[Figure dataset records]
= = =
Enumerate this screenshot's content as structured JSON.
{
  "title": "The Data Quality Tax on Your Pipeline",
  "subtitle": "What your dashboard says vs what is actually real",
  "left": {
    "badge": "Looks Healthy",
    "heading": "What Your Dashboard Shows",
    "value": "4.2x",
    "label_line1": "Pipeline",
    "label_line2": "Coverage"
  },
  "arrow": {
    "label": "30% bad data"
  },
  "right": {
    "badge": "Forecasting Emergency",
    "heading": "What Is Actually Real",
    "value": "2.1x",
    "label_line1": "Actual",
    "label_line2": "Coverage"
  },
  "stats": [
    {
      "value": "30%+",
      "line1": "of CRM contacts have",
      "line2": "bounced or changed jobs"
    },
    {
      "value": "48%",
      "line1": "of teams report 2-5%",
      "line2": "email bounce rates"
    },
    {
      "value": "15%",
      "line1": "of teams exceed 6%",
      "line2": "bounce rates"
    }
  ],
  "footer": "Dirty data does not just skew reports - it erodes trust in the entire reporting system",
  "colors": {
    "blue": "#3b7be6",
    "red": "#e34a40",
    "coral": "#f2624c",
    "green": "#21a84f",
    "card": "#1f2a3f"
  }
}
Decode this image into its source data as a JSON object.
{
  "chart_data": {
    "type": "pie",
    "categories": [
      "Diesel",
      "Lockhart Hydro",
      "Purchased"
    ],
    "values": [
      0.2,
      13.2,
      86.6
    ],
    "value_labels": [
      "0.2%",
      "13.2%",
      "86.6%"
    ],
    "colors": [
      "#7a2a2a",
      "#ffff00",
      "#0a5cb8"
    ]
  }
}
= = =
## Prompt
Write out every line from the records above, word for word.

## Output of the task
Enumerate this screenshot's content as structured JSON.
{
  "title": "The Data Quality Tax on Your Pipeline",
  "subtitle": "What your dashboard says vs what is actually real",
  "left": {
    "badge": "Looks Healthy",
    "heading": "What Your Dashboard Shows",
    "value": "4.2x",
    "label_line1": "Pipeline",
    "label_line2": "Coverage"
  },
  "arrow": {
    "label": "30% bad data"
  },
  "right": {
    "badge": "Forecasting Emergency",
    "heading": "What Is Actually Real",
    "value": "2.1x",
    "label_line1": "Actual",
    "label_line2": "Coverage"
  },
  "stats": [
    {
      "value": "30%+",
      "line1": "of CRM contacts have",
      "line2": "bounced or changed jobs"
    },
    {
      "value": "48%",
      "line1": "of teams report 2-5%",
      "line2": "email bounce rates"
    },
    {
      "value": "15%",
      "line1": "of teams exceed 6%",
      "line2": "bounce rates"
    }
  ],
  "footer": "Dirty data does not just skew reports - it erodes trust in the entire reporting system",
  "colors": {
    "blue": "#3b7be6",
    "red": "#e34a40",
    "coral": "#f2624c",
    "green": "#21a84f",
    "card": "#1f2a3f"
  }
}
Decode this image into its source data as a JSON object.
{
  "chart_data": {
    "type": "pie",
    "categories": [
      "Diesel",
      "Lockhart Hydro",
      "Purchased"
    ],
    "values": [
      0.2,
      13.2,
      86.6
    ],
    "value_labels": [
      "0.2%",
      "13.2%",
      "86.6%"
    ],
    "colors": [
      "#7a2a2a",
      "#ffff00",
      "#0a5cb8"
    ]
  }
}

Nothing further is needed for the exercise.